Nepal crown prince defends father in Vienna
By Sudeshna Sarkar, Kathmandu: A rhino park is not the usual place to make political speeches but Nepal's Crown Prince Paras did just that.
The controversial crown prince turned the inauguration of a rhino park at Vienna's Zoo Schonbrunn on Wednesday into a platform for an impassioned defence of the coup engineered by his father King Gyanendra last year and the acts of the regime.
Blaming the Maoist insurgency for poverty and lack of development, the heir to Nepal's throne said, "Efforts towards finding a peaceful solution through dialogue are afoot."
However in Kathmandu at around the time, armed policemen raided the residence of opposition leader Madhav Kumar Nepal, kept under house arrest since January, and took away communication equipment, including computers, telephones and faxes.
"I can understand the government disconnecting my phone lines," a stunned Nepal said. "But how can they take away even the phone sets?"
The prince also told the gathering that Nepal was rich in water resources. But the government has imposed a five-hour daily power cut to meet escalating power deficit, a pointer to Gyanendra's failure to improve the power sector even after a year of absolute rule.
Paras also said Nepal was committed to conservation of rare species at a time people in Nepal have been protesting against the gifting of a pair of one-horned rhinos, an endangered species, to the Vienna zoo to wrangle an invitation for the royals to the inauguration.

Entries from a dataset:
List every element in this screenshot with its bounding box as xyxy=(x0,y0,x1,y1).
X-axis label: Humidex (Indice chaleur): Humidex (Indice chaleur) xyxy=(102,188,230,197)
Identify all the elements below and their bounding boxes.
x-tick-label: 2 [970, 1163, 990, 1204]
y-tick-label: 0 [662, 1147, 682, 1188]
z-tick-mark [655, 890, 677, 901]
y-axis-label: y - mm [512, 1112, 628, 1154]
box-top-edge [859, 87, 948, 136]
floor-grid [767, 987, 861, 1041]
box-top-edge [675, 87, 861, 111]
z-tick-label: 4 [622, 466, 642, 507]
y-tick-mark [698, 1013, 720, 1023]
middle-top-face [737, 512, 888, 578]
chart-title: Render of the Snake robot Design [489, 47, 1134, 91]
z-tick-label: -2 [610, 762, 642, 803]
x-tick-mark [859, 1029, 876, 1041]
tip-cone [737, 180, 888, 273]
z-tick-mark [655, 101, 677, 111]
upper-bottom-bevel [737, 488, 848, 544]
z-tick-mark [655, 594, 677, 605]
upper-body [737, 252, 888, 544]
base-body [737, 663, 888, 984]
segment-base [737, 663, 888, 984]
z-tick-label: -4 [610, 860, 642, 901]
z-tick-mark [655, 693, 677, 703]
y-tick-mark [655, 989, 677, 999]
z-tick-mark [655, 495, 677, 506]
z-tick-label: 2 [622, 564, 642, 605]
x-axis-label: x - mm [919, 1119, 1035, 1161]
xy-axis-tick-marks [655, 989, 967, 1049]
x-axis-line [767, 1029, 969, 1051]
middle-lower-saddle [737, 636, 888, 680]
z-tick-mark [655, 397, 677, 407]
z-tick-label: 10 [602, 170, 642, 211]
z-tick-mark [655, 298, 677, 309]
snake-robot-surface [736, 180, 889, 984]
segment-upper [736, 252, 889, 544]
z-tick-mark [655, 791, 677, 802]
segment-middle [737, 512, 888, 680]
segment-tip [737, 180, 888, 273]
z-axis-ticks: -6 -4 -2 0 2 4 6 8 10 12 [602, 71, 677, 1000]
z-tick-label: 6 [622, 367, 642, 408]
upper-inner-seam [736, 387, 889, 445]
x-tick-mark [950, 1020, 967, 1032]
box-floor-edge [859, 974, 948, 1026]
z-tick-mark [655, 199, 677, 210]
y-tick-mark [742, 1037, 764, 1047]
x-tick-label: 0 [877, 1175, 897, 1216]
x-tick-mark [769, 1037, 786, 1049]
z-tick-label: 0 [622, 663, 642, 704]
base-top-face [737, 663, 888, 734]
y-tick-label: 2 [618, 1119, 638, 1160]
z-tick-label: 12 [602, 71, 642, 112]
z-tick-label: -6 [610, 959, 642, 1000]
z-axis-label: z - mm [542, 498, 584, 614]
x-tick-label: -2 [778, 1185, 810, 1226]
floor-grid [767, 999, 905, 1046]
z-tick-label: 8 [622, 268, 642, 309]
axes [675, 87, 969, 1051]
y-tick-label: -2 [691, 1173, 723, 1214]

**WORK TO COMPLETE**.
1) Answer these questions from the article on Nepal's crown prince.
(a) Where was the rhino park that the prince opened?
(b) What did armed policemen take from the home of Madhav Kumar Nepal?
(c) How long is the daily power cut the government has imposed?
2) Swap "rhino park" for "wildlife enclosure" in the article on Nepal's crown prince, and give the part starting with "Nepal crown prince" and going on through "telephones and faxes.".

**ANSWERS PROVIDED**.
1)
(a) At Vienna's Zoo Schonbrunn.
(b) Communication equipment, including computers, telephones and faxes.
(c) Five hours.

2)
Nepal crown prince defends father in Vienna
By Sudeshna Sarkar, Kathmandu: A wildlife enclosure is not the usual place to make political speeches but Nepal's Crown Prince Paras did just that.
The controversial crown prince turned the inauguration of a wildlife enclosure at Vienna's Zoo Schonbrunn on Wednesday into a platform for an impassioned defence of the coup engineered by his father King Gyanendra last year and the acts of the regime.
Blaming the Maoist insurgency for poverty and lack of development, the heir to Nepal's throne said, "Efforts towards finding a peaceful solution through dialogue are afoot."
However in Kathmandu at around the time, armed policemen raided the residence of opposition leader Madhav Kumar Nepal, kept under house arrest since January, and took away communication equipment, including computers, telephones and faxes.